— begin —
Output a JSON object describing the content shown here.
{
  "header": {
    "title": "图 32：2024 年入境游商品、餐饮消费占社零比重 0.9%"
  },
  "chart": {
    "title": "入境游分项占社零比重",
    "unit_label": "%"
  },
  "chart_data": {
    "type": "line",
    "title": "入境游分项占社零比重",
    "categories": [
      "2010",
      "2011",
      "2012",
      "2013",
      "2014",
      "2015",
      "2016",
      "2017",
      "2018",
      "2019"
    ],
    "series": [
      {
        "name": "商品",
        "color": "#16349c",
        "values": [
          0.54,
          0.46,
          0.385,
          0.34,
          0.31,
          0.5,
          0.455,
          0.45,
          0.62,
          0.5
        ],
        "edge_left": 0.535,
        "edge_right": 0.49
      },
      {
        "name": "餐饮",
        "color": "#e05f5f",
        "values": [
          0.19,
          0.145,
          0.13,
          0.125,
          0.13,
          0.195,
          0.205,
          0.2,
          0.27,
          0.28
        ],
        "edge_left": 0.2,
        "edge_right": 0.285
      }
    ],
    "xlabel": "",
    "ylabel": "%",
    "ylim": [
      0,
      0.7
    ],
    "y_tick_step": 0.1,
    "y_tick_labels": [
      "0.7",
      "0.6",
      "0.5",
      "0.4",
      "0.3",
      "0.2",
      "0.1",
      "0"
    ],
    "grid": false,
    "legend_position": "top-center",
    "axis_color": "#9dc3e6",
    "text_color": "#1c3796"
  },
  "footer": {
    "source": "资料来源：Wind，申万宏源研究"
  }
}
— end —
— begin —
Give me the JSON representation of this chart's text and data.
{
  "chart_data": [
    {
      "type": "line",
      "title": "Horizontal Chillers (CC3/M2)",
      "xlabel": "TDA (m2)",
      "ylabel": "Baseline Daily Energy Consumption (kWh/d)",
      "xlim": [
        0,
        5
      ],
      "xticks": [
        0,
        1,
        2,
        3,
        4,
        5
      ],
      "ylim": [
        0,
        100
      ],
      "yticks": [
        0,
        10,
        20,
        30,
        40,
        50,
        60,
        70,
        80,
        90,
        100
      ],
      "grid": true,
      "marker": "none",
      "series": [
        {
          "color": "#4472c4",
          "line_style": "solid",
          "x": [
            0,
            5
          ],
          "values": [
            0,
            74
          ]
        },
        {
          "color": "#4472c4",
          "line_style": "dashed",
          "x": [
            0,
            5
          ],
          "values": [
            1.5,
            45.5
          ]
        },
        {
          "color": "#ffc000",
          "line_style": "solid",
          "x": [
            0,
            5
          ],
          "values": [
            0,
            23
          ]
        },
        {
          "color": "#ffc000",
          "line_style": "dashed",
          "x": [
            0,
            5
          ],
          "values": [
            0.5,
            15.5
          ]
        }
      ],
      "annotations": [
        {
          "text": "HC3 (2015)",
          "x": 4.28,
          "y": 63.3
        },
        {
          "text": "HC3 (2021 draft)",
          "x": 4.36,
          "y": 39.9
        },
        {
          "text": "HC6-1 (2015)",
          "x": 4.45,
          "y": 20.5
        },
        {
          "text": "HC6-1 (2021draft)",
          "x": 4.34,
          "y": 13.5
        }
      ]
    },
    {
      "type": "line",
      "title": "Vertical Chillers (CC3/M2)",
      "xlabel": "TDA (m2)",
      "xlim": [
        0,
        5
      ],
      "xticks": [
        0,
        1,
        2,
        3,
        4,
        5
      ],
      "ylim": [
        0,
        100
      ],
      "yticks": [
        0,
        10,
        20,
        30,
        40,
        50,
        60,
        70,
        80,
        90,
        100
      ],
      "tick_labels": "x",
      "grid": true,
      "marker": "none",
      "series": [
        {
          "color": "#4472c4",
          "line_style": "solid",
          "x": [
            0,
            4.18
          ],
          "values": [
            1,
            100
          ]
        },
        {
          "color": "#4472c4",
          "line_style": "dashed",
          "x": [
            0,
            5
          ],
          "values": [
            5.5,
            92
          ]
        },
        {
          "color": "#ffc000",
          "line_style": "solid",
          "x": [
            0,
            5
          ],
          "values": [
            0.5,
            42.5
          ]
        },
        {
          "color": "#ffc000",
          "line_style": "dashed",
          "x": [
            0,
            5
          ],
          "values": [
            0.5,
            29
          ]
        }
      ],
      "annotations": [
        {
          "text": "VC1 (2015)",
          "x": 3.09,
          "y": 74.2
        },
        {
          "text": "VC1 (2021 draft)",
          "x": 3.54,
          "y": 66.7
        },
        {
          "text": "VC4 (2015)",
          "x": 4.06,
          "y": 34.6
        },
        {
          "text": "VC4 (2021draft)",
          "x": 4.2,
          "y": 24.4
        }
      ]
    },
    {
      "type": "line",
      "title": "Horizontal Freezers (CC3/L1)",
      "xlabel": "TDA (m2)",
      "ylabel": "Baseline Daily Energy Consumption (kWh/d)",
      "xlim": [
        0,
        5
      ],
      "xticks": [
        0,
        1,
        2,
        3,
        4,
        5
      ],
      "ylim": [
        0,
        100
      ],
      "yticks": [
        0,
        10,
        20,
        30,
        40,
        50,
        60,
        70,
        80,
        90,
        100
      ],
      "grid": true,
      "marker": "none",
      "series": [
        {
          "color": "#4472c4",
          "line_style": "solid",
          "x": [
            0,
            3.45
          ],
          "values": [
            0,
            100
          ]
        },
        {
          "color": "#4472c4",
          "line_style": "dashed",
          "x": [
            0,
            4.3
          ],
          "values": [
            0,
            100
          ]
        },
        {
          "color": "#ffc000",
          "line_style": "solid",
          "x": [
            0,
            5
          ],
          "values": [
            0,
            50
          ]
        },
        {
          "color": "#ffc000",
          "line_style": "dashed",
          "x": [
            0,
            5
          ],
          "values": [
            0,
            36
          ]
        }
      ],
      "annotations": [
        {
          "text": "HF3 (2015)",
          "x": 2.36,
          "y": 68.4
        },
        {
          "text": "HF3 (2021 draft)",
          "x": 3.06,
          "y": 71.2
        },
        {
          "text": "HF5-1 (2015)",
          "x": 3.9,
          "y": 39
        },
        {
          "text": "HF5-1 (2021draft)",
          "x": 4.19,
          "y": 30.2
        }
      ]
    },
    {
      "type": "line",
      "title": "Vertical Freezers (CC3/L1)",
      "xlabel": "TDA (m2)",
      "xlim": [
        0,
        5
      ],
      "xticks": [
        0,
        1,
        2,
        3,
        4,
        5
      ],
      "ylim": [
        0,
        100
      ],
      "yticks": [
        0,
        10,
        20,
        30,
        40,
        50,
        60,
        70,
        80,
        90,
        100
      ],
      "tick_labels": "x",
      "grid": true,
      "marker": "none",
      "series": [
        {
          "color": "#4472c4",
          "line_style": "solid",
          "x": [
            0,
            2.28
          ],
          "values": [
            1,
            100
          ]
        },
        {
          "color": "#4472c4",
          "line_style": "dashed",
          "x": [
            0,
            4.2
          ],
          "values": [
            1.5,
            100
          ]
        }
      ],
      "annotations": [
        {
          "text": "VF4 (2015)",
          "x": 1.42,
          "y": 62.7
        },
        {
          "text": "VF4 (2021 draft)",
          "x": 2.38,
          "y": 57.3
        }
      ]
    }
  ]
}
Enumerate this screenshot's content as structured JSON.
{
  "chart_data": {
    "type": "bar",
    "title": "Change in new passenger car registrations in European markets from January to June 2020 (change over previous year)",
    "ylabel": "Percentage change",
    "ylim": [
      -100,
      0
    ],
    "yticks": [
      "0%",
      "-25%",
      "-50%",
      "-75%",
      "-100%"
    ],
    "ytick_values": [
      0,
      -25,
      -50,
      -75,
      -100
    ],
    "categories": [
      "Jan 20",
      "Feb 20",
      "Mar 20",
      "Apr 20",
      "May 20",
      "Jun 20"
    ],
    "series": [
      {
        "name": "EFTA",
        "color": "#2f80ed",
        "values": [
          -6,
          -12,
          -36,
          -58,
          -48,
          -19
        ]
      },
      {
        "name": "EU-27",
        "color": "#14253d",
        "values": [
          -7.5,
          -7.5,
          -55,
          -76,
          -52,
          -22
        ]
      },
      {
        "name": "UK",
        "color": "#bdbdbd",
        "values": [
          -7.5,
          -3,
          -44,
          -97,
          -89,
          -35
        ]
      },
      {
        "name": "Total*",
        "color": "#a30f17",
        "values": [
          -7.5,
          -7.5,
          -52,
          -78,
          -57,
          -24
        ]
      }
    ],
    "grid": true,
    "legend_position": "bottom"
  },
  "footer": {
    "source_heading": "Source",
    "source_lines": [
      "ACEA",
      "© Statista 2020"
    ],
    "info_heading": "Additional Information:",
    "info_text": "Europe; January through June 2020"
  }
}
— end —
— begin —
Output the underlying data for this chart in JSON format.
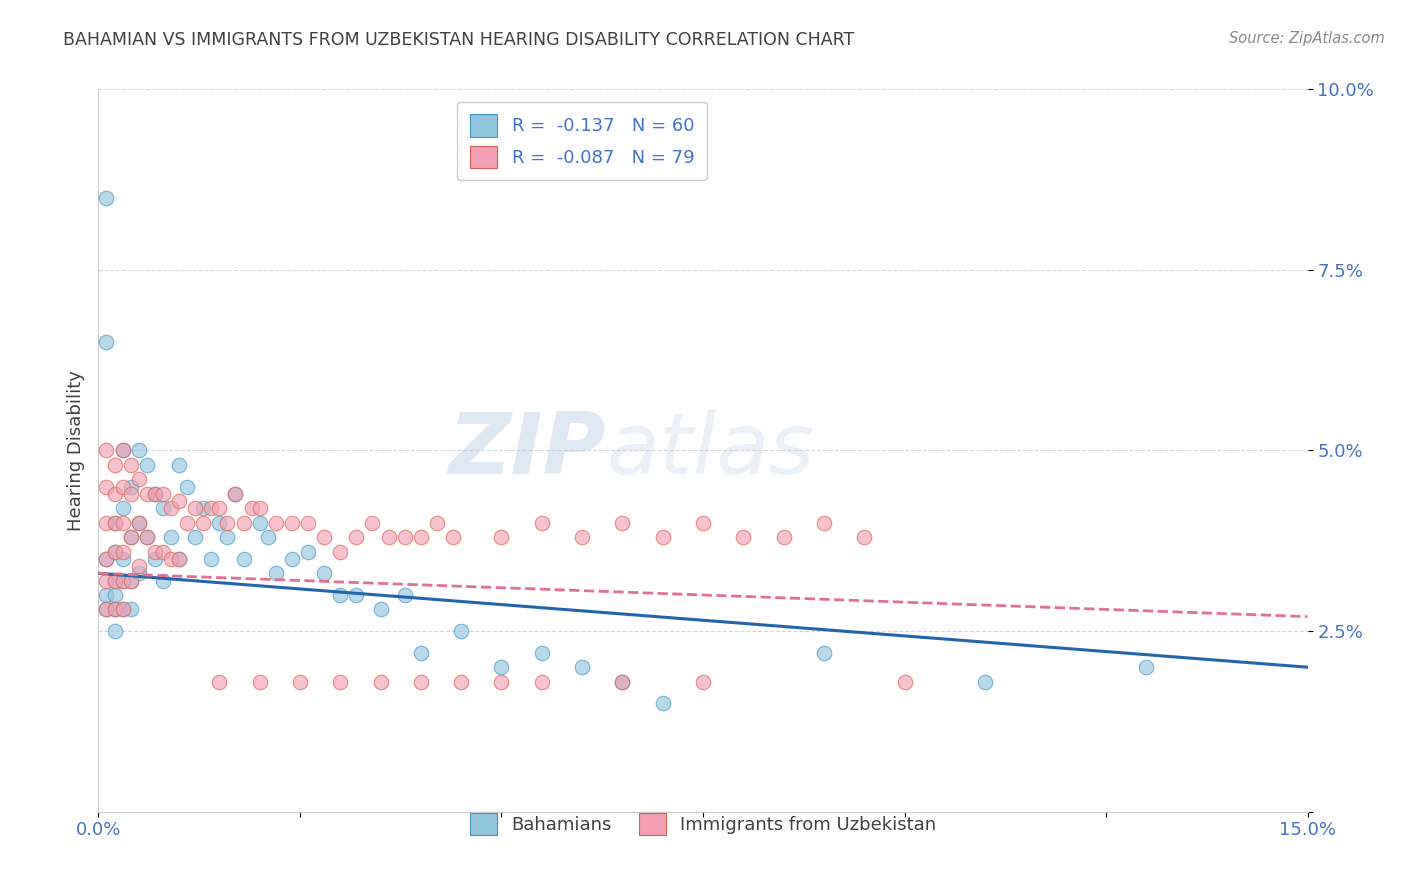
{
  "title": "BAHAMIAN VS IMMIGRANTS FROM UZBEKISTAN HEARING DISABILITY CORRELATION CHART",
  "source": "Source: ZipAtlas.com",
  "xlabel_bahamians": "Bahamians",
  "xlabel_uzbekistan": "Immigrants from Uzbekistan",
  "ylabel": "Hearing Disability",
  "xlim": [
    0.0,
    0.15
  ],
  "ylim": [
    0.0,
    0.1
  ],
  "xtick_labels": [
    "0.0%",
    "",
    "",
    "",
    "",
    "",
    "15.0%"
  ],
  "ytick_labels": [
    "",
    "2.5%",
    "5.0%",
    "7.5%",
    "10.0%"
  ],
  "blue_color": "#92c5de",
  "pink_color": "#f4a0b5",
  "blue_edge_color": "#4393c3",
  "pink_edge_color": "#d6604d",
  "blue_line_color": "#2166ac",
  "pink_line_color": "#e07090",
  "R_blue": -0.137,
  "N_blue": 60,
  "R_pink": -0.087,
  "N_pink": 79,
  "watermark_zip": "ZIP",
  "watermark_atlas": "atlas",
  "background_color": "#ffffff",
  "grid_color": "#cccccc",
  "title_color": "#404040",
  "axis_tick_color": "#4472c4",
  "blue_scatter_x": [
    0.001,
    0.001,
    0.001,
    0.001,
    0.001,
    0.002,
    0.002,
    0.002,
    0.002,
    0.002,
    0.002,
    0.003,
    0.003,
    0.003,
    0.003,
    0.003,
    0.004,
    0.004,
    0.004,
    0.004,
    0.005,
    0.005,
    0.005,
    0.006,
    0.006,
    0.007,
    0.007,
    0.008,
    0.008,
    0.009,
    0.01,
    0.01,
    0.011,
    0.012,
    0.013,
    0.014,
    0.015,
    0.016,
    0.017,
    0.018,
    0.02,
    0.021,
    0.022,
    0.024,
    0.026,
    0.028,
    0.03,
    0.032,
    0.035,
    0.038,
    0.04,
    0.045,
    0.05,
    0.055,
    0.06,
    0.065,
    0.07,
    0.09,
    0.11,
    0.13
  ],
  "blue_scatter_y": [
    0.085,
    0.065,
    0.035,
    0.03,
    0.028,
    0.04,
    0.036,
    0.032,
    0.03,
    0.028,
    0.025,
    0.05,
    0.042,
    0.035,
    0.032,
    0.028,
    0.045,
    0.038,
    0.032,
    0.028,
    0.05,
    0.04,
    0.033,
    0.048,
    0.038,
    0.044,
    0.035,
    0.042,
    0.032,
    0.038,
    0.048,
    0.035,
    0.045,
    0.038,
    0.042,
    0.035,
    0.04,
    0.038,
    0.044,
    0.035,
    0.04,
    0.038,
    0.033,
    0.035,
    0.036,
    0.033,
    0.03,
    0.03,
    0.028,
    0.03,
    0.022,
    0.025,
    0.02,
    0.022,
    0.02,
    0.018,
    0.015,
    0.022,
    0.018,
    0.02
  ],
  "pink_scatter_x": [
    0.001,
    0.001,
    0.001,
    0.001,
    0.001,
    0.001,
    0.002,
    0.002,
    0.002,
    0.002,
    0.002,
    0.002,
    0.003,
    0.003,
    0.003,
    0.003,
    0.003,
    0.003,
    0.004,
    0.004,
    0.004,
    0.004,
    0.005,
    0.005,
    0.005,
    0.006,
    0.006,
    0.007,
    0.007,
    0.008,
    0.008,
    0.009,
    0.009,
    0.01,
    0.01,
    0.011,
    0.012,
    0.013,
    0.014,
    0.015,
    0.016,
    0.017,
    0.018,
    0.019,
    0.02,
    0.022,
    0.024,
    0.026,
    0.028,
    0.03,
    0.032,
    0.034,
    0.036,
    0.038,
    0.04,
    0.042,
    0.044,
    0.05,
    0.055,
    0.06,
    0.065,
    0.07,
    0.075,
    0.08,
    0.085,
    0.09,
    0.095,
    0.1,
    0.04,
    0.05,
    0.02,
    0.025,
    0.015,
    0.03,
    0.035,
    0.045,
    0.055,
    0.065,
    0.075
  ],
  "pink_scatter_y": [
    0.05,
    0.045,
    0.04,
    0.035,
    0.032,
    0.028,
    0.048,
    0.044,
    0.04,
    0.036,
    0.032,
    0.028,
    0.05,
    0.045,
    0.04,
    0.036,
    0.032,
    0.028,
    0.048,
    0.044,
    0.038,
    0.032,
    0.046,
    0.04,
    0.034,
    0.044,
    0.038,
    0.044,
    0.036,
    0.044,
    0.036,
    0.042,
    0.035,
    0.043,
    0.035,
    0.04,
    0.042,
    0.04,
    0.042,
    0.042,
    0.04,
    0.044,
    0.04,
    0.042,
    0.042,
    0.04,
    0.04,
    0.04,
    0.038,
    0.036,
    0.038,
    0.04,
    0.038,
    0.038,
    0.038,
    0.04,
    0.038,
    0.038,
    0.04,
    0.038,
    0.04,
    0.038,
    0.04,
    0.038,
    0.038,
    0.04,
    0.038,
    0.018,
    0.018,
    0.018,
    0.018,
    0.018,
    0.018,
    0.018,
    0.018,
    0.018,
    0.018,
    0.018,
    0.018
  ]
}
— end —
TO BE DONE: Above are the records; copy every line in them that holds the word "content".

EXERCISE RESULT:
Output a JSON object describing the content shown here.
Enumerate this screenshot's content as structured JSON.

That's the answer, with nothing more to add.